- _EXTRACTED RECORDS_

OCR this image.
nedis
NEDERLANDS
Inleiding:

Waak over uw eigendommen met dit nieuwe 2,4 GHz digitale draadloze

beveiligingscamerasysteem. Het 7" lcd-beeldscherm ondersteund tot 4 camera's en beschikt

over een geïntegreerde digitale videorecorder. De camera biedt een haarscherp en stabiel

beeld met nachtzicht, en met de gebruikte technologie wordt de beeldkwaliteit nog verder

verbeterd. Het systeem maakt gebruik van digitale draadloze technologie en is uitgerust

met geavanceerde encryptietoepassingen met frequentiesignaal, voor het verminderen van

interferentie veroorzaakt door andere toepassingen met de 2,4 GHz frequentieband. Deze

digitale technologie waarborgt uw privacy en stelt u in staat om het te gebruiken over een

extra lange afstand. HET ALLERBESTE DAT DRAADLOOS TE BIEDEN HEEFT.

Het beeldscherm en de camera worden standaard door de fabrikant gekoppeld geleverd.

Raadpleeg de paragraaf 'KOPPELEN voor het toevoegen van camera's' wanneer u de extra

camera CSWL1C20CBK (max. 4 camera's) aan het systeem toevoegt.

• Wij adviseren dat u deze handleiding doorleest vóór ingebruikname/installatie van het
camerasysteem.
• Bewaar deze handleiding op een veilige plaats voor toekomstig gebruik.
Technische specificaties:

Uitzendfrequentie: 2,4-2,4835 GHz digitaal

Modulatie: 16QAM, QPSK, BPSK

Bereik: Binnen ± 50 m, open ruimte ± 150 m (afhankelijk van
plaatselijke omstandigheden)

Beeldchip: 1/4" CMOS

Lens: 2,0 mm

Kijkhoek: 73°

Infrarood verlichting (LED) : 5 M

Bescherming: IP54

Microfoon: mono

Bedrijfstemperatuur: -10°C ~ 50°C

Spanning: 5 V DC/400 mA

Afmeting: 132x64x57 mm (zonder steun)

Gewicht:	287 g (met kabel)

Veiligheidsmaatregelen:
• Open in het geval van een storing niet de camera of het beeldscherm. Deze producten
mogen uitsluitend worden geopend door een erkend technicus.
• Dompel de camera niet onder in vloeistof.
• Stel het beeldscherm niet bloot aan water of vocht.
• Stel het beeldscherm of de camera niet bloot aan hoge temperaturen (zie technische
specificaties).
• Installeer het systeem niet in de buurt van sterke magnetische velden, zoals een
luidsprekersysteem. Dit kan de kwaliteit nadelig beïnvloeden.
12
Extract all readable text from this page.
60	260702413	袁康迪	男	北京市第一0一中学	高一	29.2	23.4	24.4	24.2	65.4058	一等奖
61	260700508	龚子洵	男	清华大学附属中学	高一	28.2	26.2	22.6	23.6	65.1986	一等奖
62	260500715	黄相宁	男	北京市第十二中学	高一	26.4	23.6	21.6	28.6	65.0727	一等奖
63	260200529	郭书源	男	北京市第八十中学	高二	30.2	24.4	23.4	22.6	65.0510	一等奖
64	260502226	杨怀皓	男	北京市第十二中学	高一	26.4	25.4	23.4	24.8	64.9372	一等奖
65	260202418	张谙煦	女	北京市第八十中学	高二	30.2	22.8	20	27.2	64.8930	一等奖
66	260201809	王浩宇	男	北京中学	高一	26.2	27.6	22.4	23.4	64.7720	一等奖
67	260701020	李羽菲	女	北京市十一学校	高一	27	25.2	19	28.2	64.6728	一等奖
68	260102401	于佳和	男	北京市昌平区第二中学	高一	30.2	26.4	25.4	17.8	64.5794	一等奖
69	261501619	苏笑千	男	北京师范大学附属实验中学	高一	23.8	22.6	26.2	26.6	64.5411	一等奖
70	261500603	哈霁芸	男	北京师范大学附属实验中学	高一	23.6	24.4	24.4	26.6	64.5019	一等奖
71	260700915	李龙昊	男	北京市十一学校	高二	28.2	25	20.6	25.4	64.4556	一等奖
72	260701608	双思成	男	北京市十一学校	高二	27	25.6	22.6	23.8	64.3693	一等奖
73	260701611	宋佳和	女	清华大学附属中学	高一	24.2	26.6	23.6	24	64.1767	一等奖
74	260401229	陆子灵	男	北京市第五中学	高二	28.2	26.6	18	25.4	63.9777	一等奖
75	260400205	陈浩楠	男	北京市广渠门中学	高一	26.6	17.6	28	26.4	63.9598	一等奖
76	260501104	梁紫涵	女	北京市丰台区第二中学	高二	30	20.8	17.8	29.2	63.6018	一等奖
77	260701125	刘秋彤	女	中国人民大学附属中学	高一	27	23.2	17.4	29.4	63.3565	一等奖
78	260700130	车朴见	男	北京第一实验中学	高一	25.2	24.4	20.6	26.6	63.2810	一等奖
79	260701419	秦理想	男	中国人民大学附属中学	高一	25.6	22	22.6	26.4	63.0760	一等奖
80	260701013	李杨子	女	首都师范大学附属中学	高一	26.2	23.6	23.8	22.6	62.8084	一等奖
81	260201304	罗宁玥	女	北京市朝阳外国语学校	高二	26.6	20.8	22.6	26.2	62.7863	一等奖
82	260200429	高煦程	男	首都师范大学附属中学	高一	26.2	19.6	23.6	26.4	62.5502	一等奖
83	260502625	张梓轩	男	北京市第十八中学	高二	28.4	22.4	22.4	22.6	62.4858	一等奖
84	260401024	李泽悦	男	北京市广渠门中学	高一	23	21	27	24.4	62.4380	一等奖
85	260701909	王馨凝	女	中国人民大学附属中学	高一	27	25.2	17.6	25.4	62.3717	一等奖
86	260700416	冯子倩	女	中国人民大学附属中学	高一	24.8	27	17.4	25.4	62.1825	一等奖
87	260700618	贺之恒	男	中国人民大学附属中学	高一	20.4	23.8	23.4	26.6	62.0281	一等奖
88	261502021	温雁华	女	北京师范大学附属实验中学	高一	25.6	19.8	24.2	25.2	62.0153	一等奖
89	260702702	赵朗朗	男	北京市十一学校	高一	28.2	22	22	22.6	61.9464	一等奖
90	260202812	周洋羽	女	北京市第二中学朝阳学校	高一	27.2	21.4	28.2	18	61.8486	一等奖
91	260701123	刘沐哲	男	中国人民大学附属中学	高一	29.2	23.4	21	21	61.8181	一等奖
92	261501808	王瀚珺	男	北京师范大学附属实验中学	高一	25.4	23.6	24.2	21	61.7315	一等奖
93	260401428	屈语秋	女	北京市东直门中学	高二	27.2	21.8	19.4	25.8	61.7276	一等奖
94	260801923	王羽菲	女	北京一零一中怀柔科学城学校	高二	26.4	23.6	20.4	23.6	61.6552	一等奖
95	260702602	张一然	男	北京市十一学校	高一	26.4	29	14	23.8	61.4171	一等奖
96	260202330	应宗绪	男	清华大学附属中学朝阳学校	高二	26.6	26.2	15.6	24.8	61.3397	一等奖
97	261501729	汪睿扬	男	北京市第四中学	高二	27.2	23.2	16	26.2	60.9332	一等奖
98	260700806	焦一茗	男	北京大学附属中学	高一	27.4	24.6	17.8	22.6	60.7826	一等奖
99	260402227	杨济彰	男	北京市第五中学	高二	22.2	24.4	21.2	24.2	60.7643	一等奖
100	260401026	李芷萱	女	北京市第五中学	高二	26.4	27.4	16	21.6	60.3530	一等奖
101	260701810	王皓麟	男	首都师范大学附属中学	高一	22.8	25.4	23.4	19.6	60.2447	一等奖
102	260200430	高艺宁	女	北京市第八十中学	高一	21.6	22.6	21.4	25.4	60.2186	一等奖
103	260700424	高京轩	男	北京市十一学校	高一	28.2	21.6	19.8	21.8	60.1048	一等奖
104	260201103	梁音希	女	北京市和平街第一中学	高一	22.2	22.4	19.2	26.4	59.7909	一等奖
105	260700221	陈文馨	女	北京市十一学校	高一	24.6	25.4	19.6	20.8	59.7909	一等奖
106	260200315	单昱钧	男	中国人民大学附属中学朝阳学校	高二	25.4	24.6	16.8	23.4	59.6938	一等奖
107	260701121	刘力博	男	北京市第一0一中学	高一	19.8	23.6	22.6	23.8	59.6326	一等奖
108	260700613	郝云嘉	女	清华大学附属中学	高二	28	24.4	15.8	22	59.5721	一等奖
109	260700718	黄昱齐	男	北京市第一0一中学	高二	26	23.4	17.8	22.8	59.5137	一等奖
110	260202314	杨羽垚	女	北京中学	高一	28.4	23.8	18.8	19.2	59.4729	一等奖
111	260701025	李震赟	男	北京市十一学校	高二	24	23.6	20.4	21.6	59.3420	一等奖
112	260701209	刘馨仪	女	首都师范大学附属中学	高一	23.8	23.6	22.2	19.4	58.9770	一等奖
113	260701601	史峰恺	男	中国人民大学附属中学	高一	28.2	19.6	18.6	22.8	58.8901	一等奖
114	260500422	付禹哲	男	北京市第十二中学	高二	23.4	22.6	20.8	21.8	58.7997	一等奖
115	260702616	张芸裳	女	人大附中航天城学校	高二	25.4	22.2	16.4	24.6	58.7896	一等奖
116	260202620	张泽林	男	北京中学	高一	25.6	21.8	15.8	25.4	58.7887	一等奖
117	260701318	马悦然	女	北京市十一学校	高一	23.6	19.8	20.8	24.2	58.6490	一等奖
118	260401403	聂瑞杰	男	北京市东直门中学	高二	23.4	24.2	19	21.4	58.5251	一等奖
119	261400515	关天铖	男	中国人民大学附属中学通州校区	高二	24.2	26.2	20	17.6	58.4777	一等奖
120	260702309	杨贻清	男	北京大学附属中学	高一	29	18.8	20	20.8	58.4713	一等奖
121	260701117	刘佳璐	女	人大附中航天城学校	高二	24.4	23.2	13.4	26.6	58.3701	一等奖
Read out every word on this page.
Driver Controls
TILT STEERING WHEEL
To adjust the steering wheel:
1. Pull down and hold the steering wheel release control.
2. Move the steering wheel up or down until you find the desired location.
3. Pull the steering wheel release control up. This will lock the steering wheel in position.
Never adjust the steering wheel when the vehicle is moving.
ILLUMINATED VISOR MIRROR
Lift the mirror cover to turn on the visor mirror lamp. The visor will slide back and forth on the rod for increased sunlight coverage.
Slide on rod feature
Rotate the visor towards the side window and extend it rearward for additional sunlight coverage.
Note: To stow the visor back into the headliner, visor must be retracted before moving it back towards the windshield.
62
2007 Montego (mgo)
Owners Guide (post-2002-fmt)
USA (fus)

- _SHORT PROBLEM_
State how many lines above contain the string "北京大学附属中学", with no other words.

- _ANSWER TO THE TASK_
2